▶ [PROMPT]: Pictures stay out of your copy, but everything else in the records below must be repeated exactly.

▶ [THE DATA]:
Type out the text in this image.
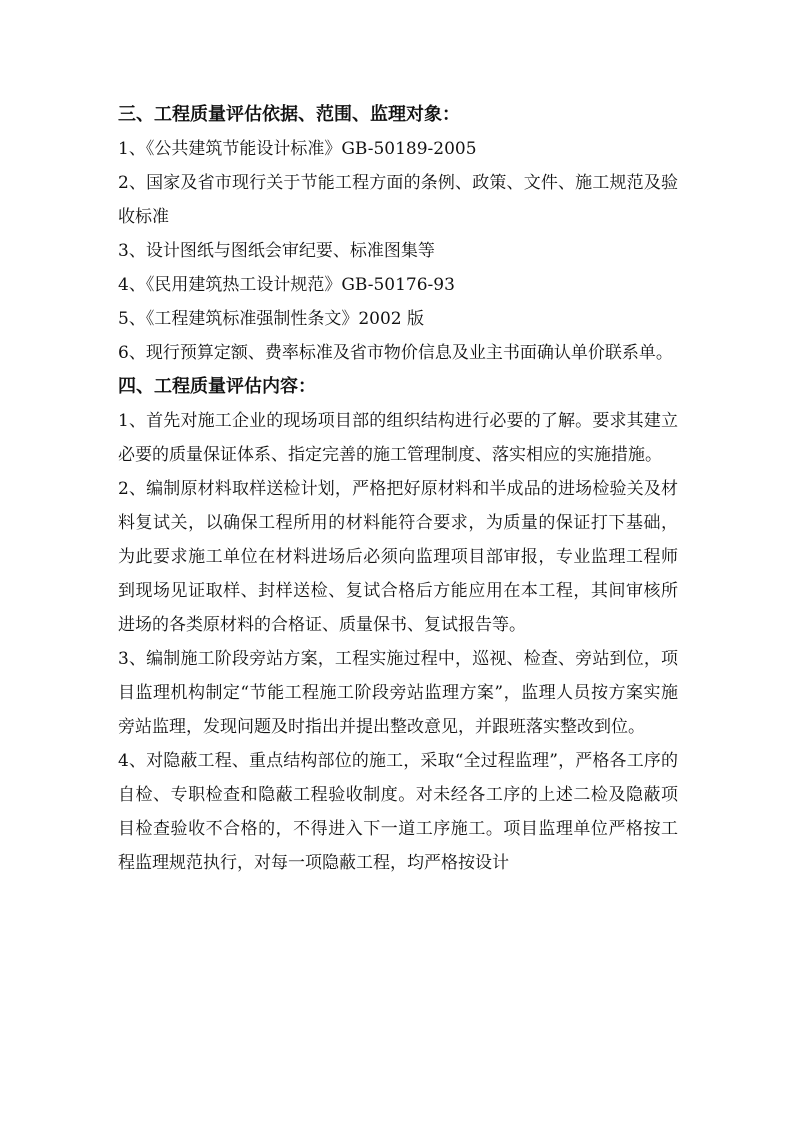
三、工程质量评估依据、范围、监理对象：

1、《公共建筑节能设计标准》GB-50189-2005

2、国家及省市现行关于节能工程方面的条例、政策、文件、施工规范及验收标准

3、设计图纸与图纸会审纪要、标准图集等

4、《民用建筑热工设计规范》GB-50176-93

5、《工程建筑标准强制性条文》2002 版

6、现行预算定额、费率标准及省市物价信息及业主书面确认单价联系单。

四、工程质量评估内容：

1、首先对施工企业的现场项目部的组织结构进行必要的了解。要求其建立必要的质量保证体系、指定完善的施工管理制度、落实相应的实施措施。

2、编制原材料取样送检计划，严格把好原材料和半成品的进场检验关及材料复试关，以确保工程所用的材料能符合要求，为质量的保证打下基础，为此要求施工单位在材料进场后必须向监理项目部审报，专业监理工程师到现场见证取样、封样送检、复试合格后方能应用在本工程，其间审核所进场的各类原材料的合格证、质量保书、复试报告等。

3、编制施工阶段旁站方案，工程实施过程中，巡视、检查、旁站到位，项目监理机构制定“节能工程施工阶段旁站监理方案”，监理人员按方案实施旁站监理，发现问题及时指出并提出整改意见，并跟班落实整改到位。

4、对隐蔽工程、重点结构部位的施工，采取“全过程监理”，严格各工序的自检、专职检查和隐蔽工程验收制度。对未经各工序的上述二检及隐蔽项目检查验收不合格的，不得进入下一道工序施工。项目监理单位严格按工程监理规范执行，对每一项隐蔽工程，均严格按设计
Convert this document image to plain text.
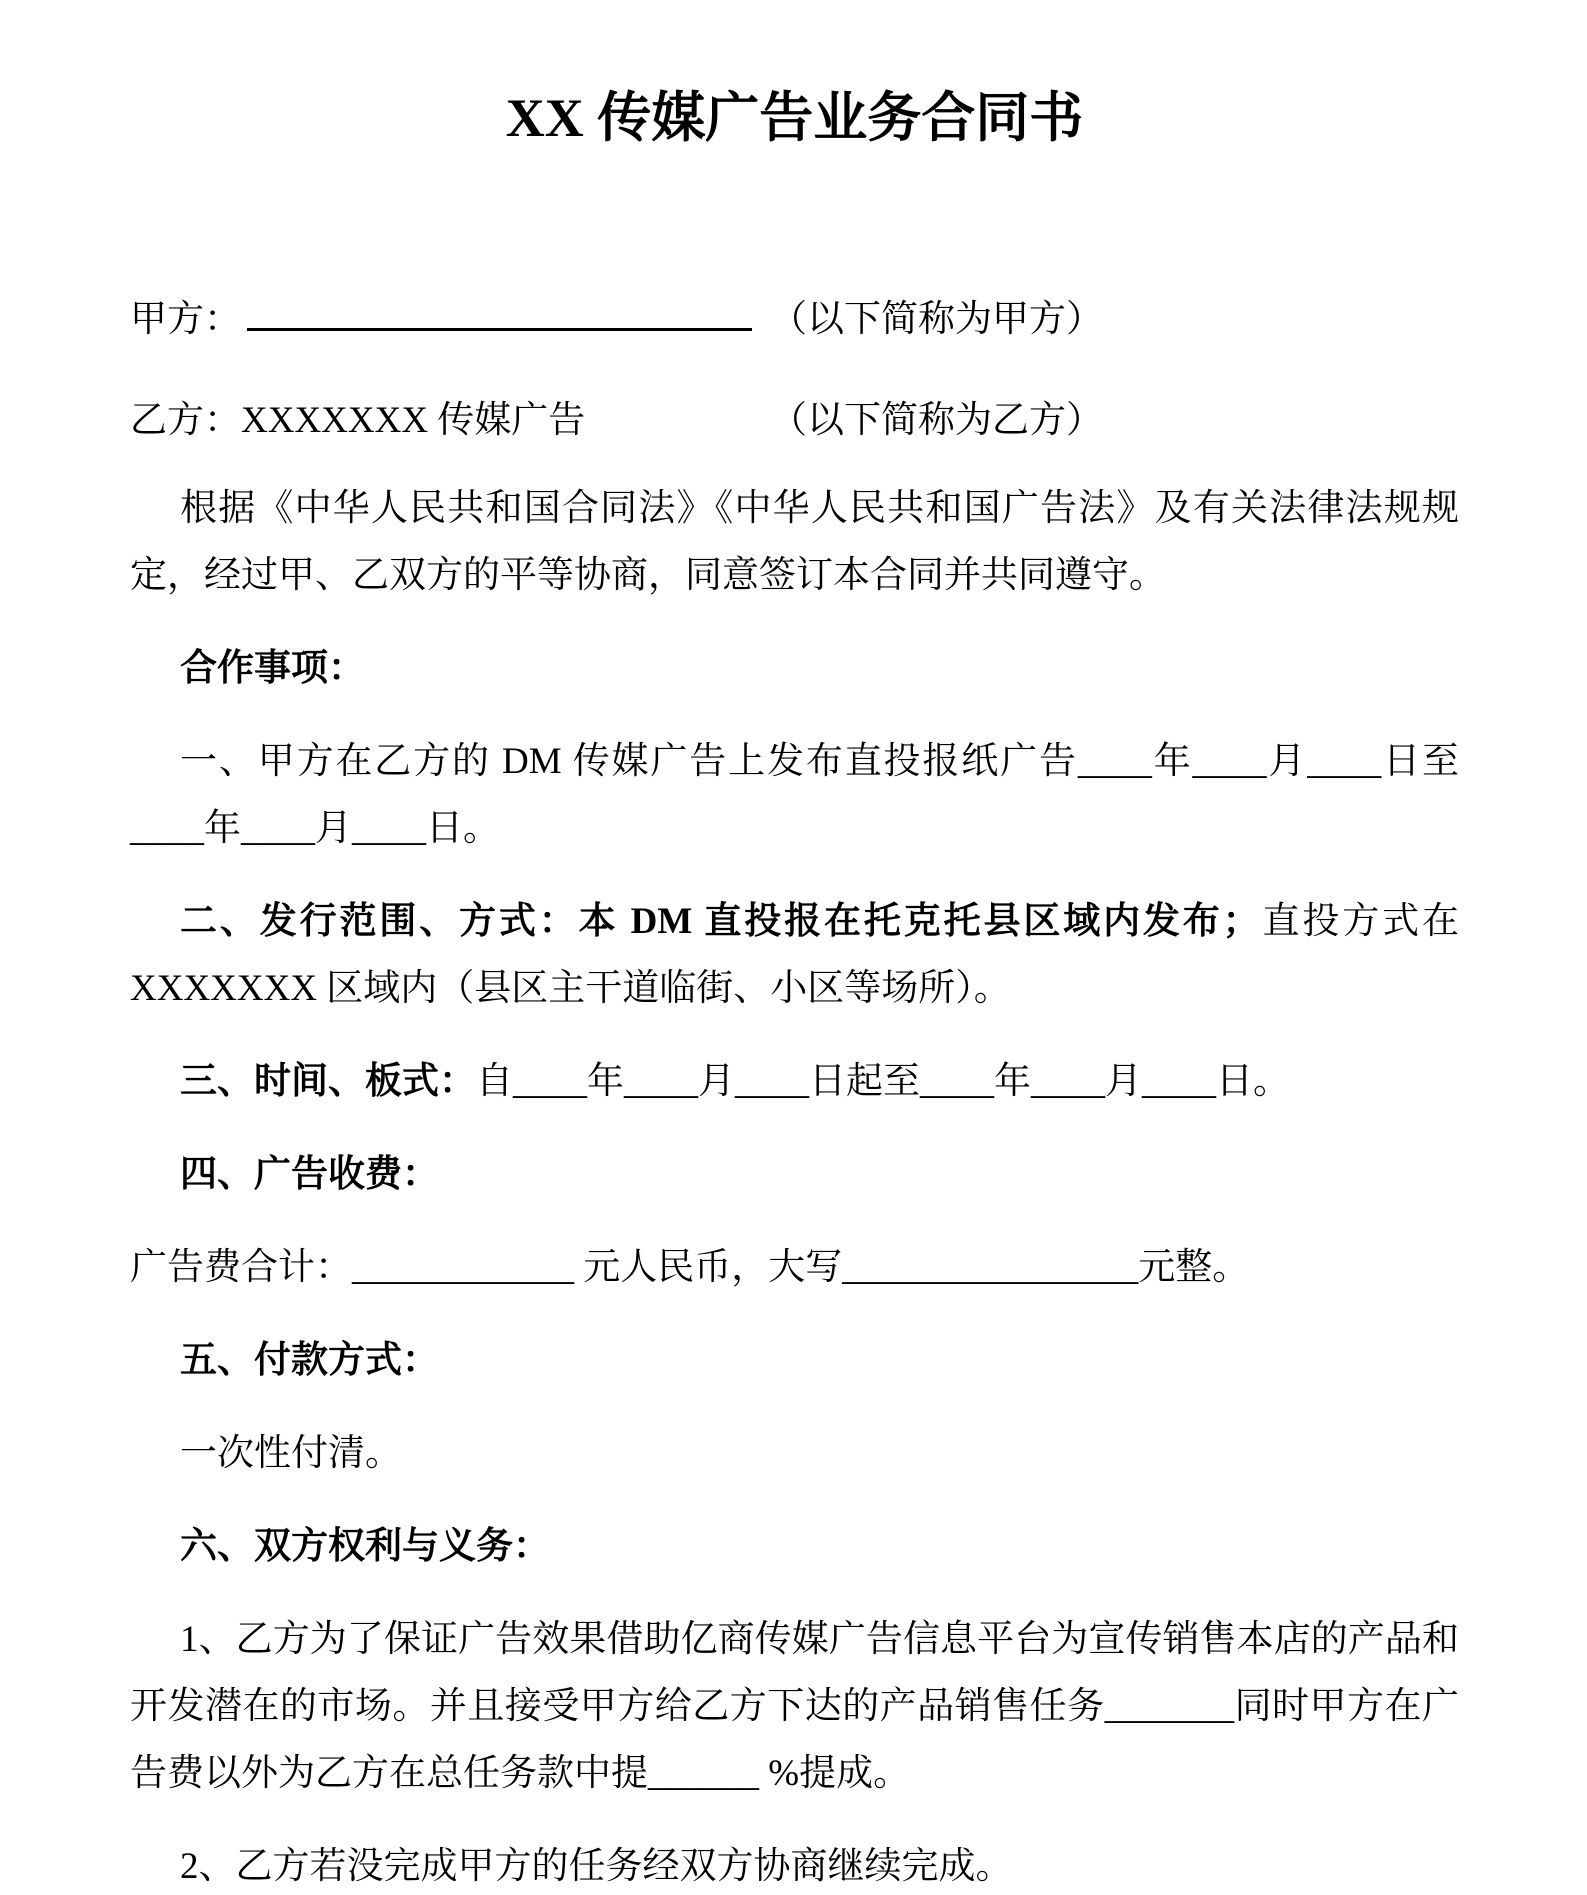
XX 传媒广告业务合同书
甲方：	（以下简称为甲方）
乙方：XXXXXXX 传媒广告	（以下简称为乙方）

根据《中华人民共和国合同法》《中华人民共和国广告法》及有关法律法规规定，经过甲、乙双方的平等协商，同意签订本合同并共同遵守。

合作事项：

一、甲方在乙方的 DM 传媒广告上发布直投报纸广告____年____月____日至____年____月____日。

二、发行范围、方式：本 DM 直投报在托克托县区域内发布；直投方式在XXXXXXX 区域内（县区主干道临街、小区等场所）。

三、时间、板式：自____年____月____日起至____年____月____日。

四、广告收费：

广告费合计：____________ 元人民币，大写________________元整。

五、付款方式：

一次性付清。

六、双方权利与义务：

1、乙方为了保证广告效果借助亿商传媒广告信息平台为宣传销售本店的产品和开发潜在的市场。并且接受甲方给乙方下达的产品销售任务_______同时甲方在广告费以外为乙方在总任务款中提______ %提成。

2、乙方若没完成甲方的任务经双方协商继续完成。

▶ [OUTPUT OF THE TASK]:
Type out the text in this image.
三、工程质量评估依据、范围、监理对象：

1、《公共建筑节能设计标准》GB-50189-2005

2、国家及省市现行关于节能工程方面的条例、政策、文件、施工规范及验收标准

3、设计图纸与图纸会审纪要、标准图集等

4、《民用建筑热工设计规范》GB-50176-93

5、《工程建筑标准强制性条文》2002 版

6、现行预算定额、费率标准及省市物价信息及业主书面确认单价联系单。

四、工程质量评估内容：

1、首先对施工企业的现场项目部的组织结构进行必要的了解。要求其建立必要的质量保证体系、指定完善的施工管理制度、落实相应的实施措施。

2、编制原材料取样送检计划，严格把好原材料和半成品的进场检验关及材料复试关，以确保工程所用的材料能符合要求，为质量的保证打下基础，为此要求施工单位在材料进场后必须向监理项目部审报，专业监理工程师到现场见证取样、封样送检、复试合格后方能应用在本工程，其间审核所进场的各类原材料的合格证、质量保书、复试报告等。

3、编制施工阶段旁站方案，工程实施过程中，巡视、检查、旁站到位，项目监理机构制定“节能工程施工阶段旁站监理方案”，监理人员按方案实施旁站监理，发现问题及时指出并提出整改意见，并跟班落实整改到位。

4、对隐蔽工程、重点结构部位的施工，采取“全过程监理”，严格各工序的自检、专职检查和隐蔽工程验收制度。对未经各工序的上述二检及隐蔽项目检查验收不合格的，不得进入下一道工序施工。项目监理单位严格按工程监理规范执行，对每一项隐蔽工程，均严格按设计
Convert this document image to plain text.
XX 传媒广告业务合同书
甲方：	（以下简称为甲方）
乙方：XXXXXXX 传媒广告	（以下简称为乙方）

根据《中华人民共和国合同法》《中华人民共和国广告法》及有关法律法规规定，经过甲、乙双方的平等协商，同意签订本合同并共同遵守。

合作事项：

一、甲方在乙方的 DM 传媒广告上发布直投报纸广告____年____月____日至____年____月____日。

二、发行范围、方式：本 DM 直投报在托克托县区域内发布；直投方式在XXXXXXX 区域内（县区主干道临街、小区等场所）。

三、时间、板式：自____年____月____日起至____年____月____日。

四、广告收费：

广告费合计：____________ 元人民币，大写________________元整。

五、付款方式：

一次性付清。

六、双方权利与义务：

1、乙方为了保证广告效果借助亿商传媒广告信息平台为宣传销售本店的产品和开发潜在的市场。并且接受甲方给乙方下达的产品销售任务_______同时甲方在广告费以外为乙方在总任务款中提______ %提成。

2、乙方若没完成甲方的任务经双方协商继续完成。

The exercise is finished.